▸ **What needs to be done**: Go through the entries and transcribe each one exactly, dropping the pictures.

Recorded data
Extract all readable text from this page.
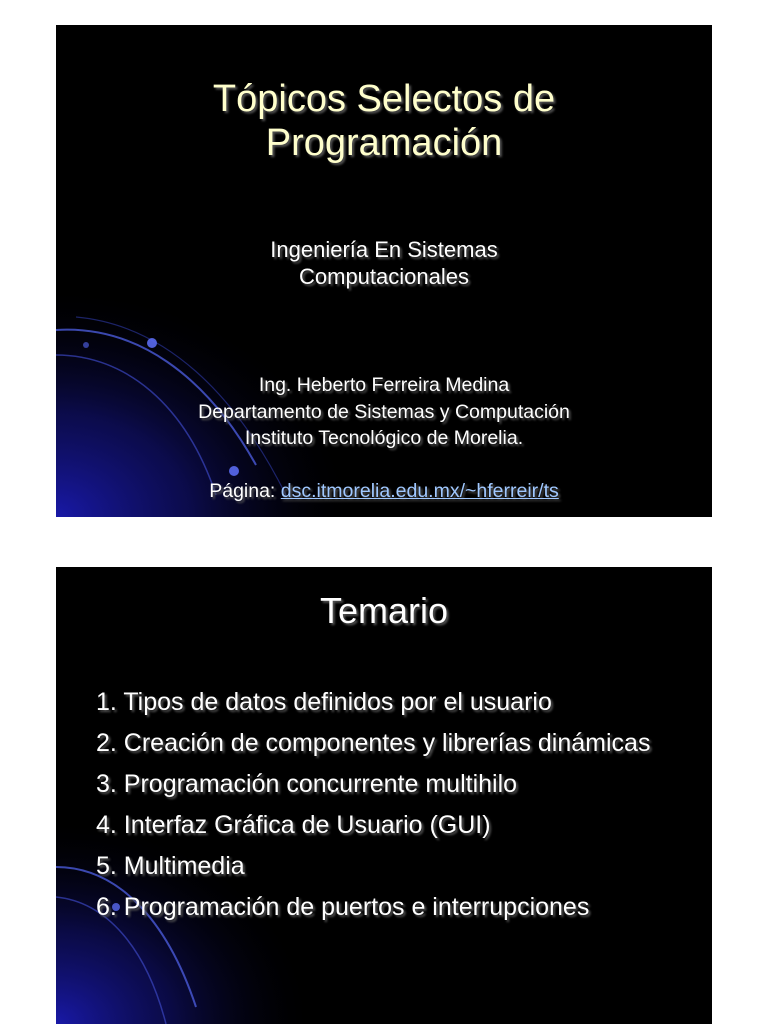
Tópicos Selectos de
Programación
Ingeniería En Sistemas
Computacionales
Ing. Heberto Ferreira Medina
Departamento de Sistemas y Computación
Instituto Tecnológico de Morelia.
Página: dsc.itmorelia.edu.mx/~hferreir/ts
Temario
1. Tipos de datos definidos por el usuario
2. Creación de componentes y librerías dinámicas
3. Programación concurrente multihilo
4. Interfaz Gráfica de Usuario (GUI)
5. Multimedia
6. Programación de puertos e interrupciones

▸ **Task answer**:
Extract all readable text from this page.
Tópicos Selectos de
Programación
Ingeniería En Sistemas
Computacionales
Ing. Heberto Ferreira Medina
Departamento de Sistemas y Computación
Instituto Tecnológico de Morelia.
Página: dsc.itmorelia.edu.mx/~hferreir/ts
Temario
1. Tipos de datos definidos por el usuario
2. Creación de componentes y librerías dinámicas
3. Programación concurrente multihilo
4. Interfaz Gráfica de Usuario (GUI)
5. Multimedia
6. Programación de puertos e interrupciones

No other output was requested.